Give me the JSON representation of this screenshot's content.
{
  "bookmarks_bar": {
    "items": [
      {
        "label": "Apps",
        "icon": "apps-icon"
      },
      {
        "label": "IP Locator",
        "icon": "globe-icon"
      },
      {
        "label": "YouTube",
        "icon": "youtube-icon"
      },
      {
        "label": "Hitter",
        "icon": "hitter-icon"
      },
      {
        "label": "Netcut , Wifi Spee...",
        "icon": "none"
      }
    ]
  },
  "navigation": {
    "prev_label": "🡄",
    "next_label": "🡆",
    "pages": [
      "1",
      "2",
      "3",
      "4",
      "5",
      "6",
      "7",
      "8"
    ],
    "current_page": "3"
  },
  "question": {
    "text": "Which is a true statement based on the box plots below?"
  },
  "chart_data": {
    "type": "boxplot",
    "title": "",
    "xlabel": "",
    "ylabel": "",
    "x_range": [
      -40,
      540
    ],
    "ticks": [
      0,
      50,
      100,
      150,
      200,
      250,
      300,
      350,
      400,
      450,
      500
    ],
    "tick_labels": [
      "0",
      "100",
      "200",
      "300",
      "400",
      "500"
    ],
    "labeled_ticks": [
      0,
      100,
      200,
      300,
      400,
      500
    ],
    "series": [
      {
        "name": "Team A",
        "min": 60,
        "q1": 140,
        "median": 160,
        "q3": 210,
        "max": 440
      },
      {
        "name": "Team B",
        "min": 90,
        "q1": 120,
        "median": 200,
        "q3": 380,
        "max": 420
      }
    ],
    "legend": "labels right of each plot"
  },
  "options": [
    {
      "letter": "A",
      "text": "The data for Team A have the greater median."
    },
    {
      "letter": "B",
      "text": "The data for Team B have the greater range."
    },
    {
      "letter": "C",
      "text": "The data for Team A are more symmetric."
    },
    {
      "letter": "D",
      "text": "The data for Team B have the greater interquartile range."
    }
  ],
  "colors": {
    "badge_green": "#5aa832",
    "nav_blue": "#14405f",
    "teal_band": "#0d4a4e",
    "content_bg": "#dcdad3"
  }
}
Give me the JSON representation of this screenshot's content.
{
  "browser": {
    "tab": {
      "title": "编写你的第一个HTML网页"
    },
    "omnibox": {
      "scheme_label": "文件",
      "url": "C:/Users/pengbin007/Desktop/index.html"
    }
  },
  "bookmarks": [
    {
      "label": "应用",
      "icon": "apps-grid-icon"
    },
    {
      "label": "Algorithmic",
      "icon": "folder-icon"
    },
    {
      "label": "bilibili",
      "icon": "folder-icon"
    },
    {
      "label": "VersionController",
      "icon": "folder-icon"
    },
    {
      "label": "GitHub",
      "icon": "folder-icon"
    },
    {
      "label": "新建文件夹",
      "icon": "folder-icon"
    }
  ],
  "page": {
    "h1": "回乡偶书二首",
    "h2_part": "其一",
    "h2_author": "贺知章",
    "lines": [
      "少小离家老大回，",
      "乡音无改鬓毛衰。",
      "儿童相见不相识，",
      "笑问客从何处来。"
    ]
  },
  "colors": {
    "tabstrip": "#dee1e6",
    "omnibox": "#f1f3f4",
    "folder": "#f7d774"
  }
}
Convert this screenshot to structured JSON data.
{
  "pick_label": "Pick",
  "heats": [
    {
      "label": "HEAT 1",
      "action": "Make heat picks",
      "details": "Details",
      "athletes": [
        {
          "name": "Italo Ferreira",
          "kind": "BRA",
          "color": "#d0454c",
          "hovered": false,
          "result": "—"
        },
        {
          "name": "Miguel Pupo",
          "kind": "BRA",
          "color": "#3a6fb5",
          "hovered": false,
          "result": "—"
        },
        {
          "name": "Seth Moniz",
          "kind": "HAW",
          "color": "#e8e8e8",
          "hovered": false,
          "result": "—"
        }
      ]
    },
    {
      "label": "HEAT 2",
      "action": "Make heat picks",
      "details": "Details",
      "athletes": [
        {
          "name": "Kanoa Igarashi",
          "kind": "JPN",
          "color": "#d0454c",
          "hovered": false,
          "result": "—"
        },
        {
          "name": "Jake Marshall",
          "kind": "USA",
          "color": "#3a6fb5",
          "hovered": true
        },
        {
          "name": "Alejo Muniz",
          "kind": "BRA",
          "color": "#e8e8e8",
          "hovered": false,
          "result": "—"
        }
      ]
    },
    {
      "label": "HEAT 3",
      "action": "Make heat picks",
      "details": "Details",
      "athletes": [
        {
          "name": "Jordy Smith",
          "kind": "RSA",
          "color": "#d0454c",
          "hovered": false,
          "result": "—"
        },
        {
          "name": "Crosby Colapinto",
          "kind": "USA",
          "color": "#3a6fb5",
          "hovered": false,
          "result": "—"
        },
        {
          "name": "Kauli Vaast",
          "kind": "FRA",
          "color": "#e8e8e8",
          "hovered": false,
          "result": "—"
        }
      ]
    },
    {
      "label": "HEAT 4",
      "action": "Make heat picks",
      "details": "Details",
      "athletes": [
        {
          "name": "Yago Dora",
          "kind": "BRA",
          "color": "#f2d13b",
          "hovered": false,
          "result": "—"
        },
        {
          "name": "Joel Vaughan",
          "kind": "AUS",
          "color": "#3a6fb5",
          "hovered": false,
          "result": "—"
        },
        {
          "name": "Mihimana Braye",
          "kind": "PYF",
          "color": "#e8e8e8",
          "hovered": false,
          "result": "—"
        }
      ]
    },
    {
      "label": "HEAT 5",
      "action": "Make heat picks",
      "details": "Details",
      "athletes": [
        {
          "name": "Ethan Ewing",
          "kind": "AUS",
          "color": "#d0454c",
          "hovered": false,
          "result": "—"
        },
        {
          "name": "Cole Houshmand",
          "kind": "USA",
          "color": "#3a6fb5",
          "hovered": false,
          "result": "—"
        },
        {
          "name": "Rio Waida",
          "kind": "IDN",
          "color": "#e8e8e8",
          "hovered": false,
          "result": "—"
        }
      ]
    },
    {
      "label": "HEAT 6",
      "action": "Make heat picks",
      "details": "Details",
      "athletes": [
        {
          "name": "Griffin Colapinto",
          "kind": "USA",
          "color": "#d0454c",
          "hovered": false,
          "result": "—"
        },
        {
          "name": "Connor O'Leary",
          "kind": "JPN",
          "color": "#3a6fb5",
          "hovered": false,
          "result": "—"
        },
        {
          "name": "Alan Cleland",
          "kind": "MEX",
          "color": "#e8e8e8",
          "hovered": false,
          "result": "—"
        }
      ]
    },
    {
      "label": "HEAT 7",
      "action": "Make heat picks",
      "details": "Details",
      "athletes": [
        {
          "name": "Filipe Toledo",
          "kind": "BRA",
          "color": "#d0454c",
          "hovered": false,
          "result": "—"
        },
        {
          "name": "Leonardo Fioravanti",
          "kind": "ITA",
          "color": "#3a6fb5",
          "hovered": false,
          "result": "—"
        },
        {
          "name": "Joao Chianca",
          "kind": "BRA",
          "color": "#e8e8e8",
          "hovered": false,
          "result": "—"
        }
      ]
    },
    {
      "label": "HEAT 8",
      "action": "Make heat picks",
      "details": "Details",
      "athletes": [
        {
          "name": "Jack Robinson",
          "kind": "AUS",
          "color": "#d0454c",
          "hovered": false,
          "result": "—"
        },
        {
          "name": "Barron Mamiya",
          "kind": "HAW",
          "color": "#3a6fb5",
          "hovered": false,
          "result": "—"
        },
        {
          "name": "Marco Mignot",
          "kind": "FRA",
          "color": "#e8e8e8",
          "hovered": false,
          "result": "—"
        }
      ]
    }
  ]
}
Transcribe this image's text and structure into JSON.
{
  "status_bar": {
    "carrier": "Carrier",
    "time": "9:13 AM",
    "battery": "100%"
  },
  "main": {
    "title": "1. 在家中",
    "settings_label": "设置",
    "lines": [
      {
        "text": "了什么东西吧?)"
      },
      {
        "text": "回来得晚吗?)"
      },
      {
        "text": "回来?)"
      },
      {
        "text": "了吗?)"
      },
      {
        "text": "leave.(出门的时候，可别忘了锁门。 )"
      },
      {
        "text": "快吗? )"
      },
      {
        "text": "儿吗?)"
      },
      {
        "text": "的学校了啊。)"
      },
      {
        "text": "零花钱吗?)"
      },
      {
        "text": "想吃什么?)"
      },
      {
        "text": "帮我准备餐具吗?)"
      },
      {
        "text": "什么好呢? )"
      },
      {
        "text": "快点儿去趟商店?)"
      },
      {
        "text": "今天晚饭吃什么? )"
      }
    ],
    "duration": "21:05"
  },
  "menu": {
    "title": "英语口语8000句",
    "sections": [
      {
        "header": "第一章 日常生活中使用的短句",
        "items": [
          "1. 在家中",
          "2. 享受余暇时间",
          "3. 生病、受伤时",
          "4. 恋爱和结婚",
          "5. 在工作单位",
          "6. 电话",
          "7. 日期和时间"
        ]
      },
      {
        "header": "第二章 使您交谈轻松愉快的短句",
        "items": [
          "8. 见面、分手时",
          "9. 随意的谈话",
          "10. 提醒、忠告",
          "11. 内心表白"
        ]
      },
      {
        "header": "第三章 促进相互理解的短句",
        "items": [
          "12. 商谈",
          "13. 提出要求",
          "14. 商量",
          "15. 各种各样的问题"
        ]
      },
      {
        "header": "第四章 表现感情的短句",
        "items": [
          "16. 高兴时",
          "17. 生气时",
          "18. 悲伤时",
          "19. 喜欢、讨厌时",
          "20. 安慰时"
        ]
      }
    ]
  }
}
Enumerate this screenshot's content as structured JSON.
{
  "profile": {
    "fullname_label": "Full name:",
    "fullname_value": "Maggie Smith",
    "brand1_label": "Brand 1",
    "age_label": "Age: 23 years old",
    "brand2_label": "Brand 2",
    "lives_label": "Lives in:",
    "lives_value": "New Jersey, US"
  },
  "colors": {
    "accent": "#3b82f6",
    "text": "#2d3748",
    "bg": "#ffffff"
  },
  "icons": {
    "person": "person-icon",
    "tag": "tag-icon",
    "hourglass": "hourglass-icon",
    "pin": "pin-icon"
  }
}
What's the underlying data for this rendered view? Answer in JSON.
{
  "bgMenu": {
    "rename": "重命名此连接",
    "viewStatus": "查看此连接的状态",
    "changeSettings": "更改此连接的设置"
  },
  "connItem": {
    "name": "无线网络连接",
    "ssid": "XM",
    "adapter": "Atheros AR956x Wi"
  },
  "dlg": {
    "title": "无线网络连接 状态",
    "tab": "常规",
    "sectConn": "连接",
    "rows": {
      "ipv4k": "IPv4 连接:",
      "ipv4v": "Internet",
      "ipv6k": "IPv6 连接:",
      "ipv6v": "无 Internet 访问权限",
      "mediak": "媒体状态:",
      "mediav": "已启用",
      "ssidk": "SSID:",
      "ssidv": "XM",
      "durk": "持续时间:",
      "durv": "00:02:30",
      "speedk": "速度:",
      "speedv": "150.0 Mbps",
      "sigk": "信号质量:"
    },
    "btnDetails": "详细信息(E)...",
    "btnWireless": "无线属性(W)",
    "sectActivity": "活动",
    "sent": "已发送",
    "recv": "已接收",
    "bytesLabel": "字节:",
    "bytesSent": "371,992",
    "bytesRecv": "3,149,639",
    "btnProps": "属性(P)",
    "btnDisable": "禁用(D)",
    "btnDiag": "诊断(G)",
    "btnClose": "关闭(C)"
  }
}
────────
• _TASK STATEMENT_
Looking at the records above, work out how many lines include the string "Internet". Give the number and nothing else.

• _OUTPUT FOR THIS TASK_
2